Exclude the pictures; give every entry again exactly as written.

(Data excerpts)
»»
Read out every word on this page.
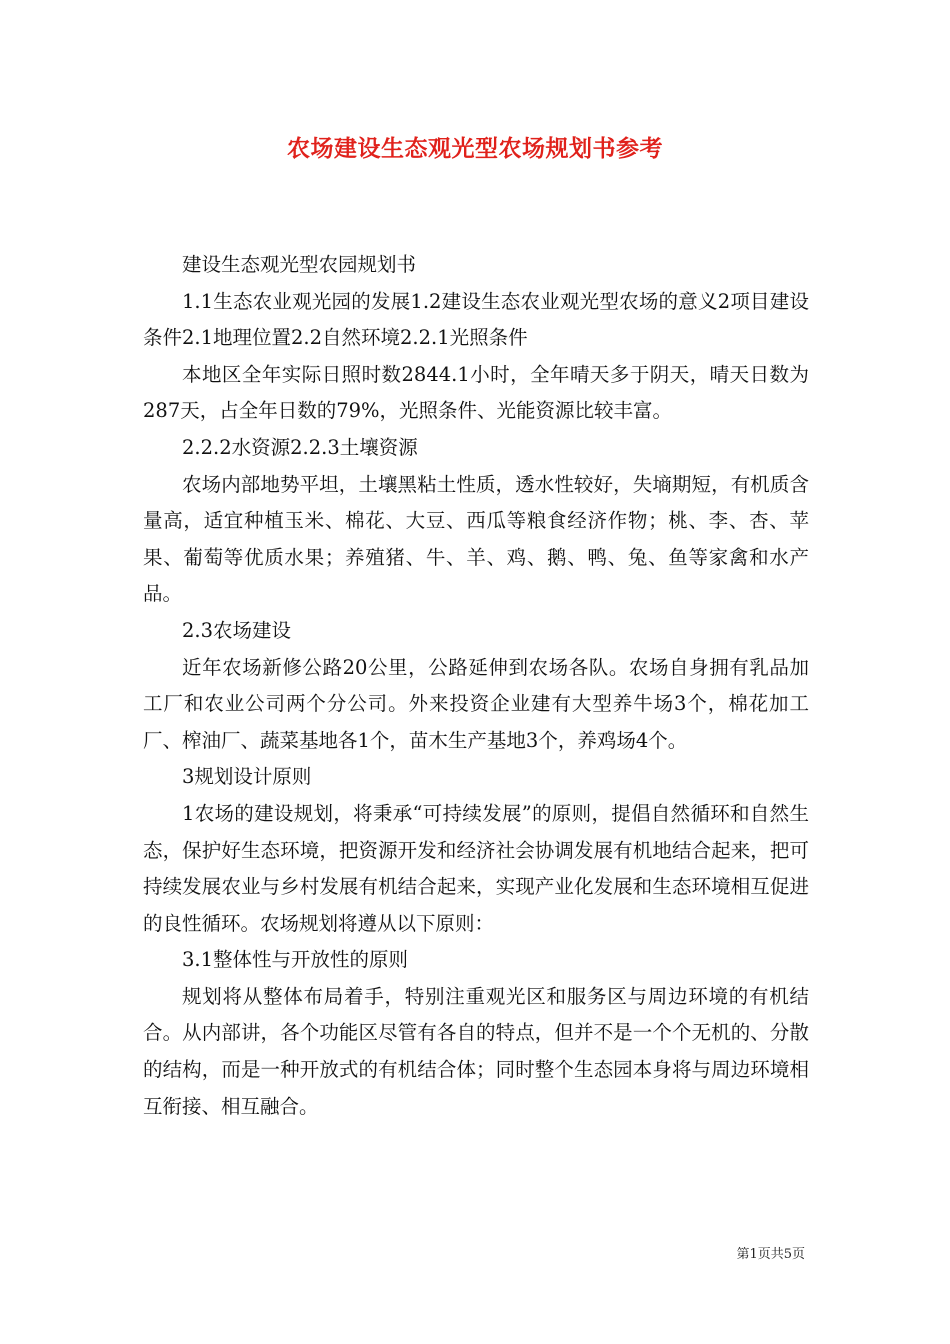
农场建设生态观光型农场规划书参考

建设生态观光型农园规划书

1.1生态农业观光园的发展1.2建设生态农业观光型农场的意义2项目建设条件2.1地理位置2.2自然环境2.2.1光照条件

本地区全年实际日照时数2844.1小时，全年晴天多于阴天，晴天日数为287天，占全年日数的79%，光照条件、光能资源比较丰富。

2.2.2水资源2.2.3土壤资源

农场内部地势平坦，土壤黑粘土性质，透水性较好，失墒期短，有机质含量高，适宜种植玉米、棉花、大豆、西瓜等粮食经济作物；桃、李、杏、苹果、葡萄等优质水果；养殖猪、牛、羊、鸡、鹅、鸭、兔、鱼等家禽和水产品。

2.3农场建设

近年农场新修公路20公里，公路延伸到农场各队。农场自身拥有乳品加工厂和农业公司两个分公司。外来投资企业建有大型养牛场3个，棉花加工厂、榨油厂、蔬菜基地各1个，苗木生产基地3个，养鸡场4个。

3规划设计原则

1农场的建设规划，将秉承“可持续发展”的原则，提倡自然循环和自然生态，保护好生态环境，把资源开发和经济社会协调发展有机地结合起来，把可持续发展农业与乡村发展有机结合起来，实现产业化发展和生态环境相互促进的良性循环。农场规划将遵从以下原则：

3.1整体性与开放性的原则

规划将从整体布局着手，特别注重观光区和服务区与周边环境的有机结合。从内部讲，各个功能区尽管有各自的特点，但并不是一个个无机的、分散的结构，而是一种开放式的有机结合体；同时整个生态园本身将与周边环境相互衔接、相互融合。

第1页共5页
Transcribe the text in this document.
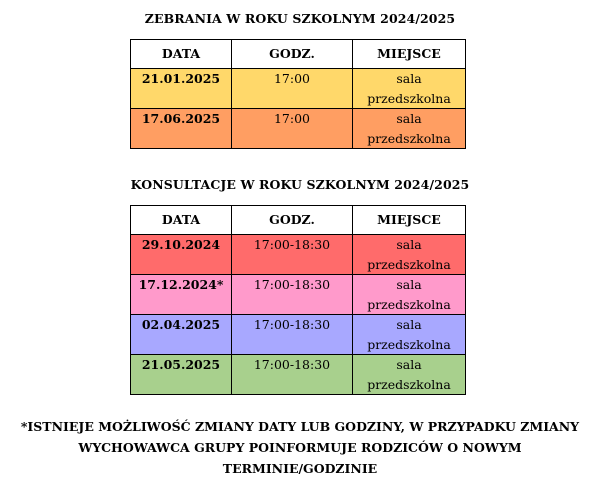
ZEBRANIA W ROKU SZKOLNYM 2024/2025
DATA	GODZ.	MIEJSCE
21.01.2025	17:00	sala
przedszkolna
17.06.2025	17:00	sala
przedszkolna
KONSULTACJE W ROKU SZKOLNYM 2024/2025
DATA	GODZ.	MIEJSCE
29.10.2024	17:00-18:30	sala
przedszkolna
17.12.2024*	17:00-18:30	sala
przedszkolna
02.04.2025	17:00-18:30	sala
przedszkolna
21.05.2025	17:00-18:30	sala
przedszkolna
*ISTNIEJE MOŻLIWOŚĆ ZMIANY DATY LUB GODZINY, W PRZYPADKU ZMIANY
WYCHOWAWCA GRUPY POINFORMUJE RODZICÓW O NOWYM TERMINIE/GODZINIE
««
### Written reply
Read out every word on this page.
农场建设生态观光型农场规划书参考

建设生态观光型农园规划书

1.1生态农业观光园的发展1.2建设生态农业观光型农场的意义2项目建设条件2.1地理位置2.2自然环境2.2.1光照条件

本地区全年实际日照时数2844.1小时，全年晴天多于阴天，晴天日数为287天，占全年日数的79%，光照条件、光能资源比较丰富。

2.2.2水资源2.2.3土壤资源

农场内部地势平坦，土壤黑粘土性质，透水性较好，失墒期短，有机质含量高，适宜种植玉米、棉花、大豆、西瓜等粮食经济作物；桃、李、杏、苹果、葡萄等优质水果；养殖猪、牛、羊、鸡、鹅、鸭、兔、鱼等家禽和水产品。

2.3农场建设

近年农场新修公路20公里，公路延伸到农场各队。农场自身拥有乳品加工厂和农业公司两个分公司。外来投资企业建有大型养牛场3个，棉花加工厂、榨油厂、蔬菜基地各1个，苗木生产基地3个，养鸡场4个。

3规划设计原则

1农场的建设规划，将秉承“可持续发展”的原则，提倡自然循环和自然生态，保护好生态环境，把资源开发和经济社会协调发展有机地结合起来，把可持续发展农业与乡村发展有机结合起来，实现产业化发展和生态环境相互促进的良性循环。农场规划将遵从以下原则：

3.1整体性与开放性的原则

规划将从整体布局着手，特别注重观光区和服务区与周边环境的有机结合。从内部讲，各个功能区尽管有各自的特点，但并不是一个个无机的、分散的结构，而是一种开放式的有机结合体；同时整个生态园本身将与周边环境相互衔接、相互融合。

第1页共5页
Transcribe the text in this document.
ZEBRANIA W ROKU SZKOLNYM 2024/2025
DATA	GODZ.	MIEJSCE
21.01.2025	17:00	sala
przedszkolna
17.06.2025	17:00	sala
przedszkolna
KONSULTACJE W ROKU SZKOLNYM 2024/2025
DATA	GODZ.	MIEJSCE
29.10.2024	17:00-18:30	sala
przedszkolna
17.12.2024*	17:00-18:30	sala
przedszkolna
02.04.2025	17:00-18:30	sala
przedszkolna
21.05.2025	17:00-18:30	sala
przedszkolna
*ISTNIEJE MOŻLIWOŚĆ ZMIANY DATY LUB GODZINY, W PRZYPADKU ZMIANY
WYCHOWAWCA GRUPY POINFORMUJE RODZICÓW O NOWYM TERMINIE/GODZINIE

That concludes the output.